[Stored data]
** start **
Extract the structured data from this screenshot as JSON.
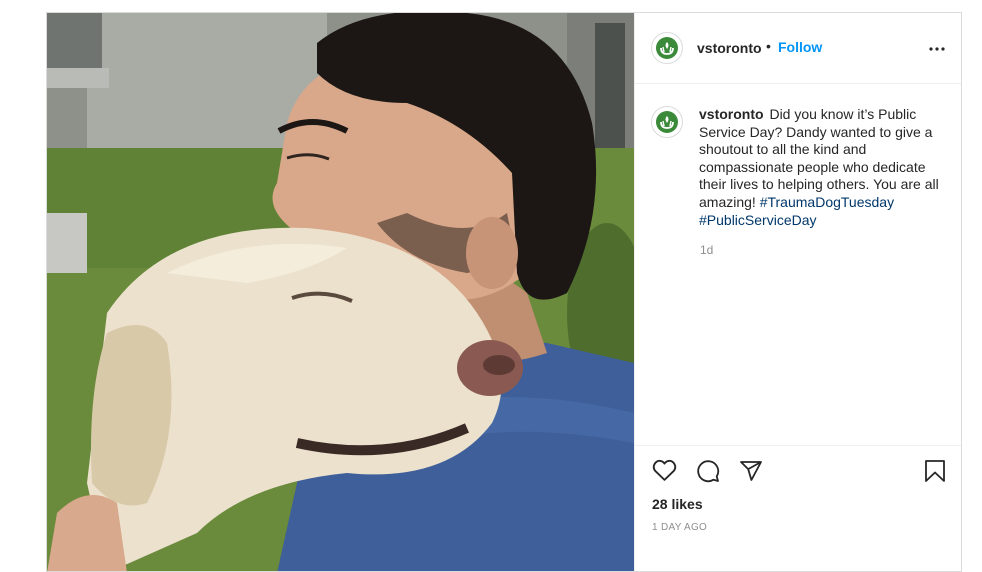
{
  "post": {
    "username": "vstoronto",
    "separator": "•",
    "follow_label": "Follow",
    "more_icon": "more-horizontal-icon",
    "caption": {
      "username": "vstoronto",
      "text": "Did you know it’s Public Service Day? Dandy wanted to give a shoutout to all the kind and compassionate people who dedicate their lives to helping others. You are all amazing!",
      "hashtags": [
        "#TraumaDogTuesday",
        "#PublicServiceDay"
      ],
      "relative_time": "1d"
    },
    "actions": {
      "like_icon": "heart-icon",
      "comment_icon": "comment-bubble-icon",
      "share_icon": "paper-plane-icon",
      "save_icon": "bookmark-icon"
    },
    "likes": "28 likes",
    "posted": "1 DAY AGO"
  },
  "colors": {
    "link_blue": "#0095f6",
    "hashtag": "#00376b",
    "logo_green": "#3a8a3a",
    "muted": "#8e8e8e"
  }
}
** end **
» STATED EXERCISE
All of the material above should be reproduced exactly, except the pictures.

» THE RESULT
Extract the structured data from this screenshot as JSON.
{
  "post": {
    "username": "vstoronto",
    "separator": "•",
    "follow_label": "Follow",
    "more_icon": "more-horizontal-icon",
    "caption": {
      "username": "vstoronto",
      "text": "Did you know it’s Public Service Day? Dandy wanted to give a shoutout to all the kind and compassionate people who dedicate their lives to helping others. You are all amazing!",
      "hashtags": [
        "#TraumaDogTuesday",
        "#PublicServiceDay"
      ],
      "relative_time": "1d"
    },
    "actions": {
      "like_icon": "heart-icon",
      "comment_icon": "comment-bubble-icon",
      "share_icon": "paper-plane-icon",
      "save_icon": "bookmark-icon"
    },
    "likes": "28 likes",
    "posted": "1 DAY AGO"
  },
  "colors": {
    "link_blue": "#0095f6",
    "hashtag": "#00376b",
    "logo_green": "#3a8a3a",
    "muted": "#8e8e8e"
  }
}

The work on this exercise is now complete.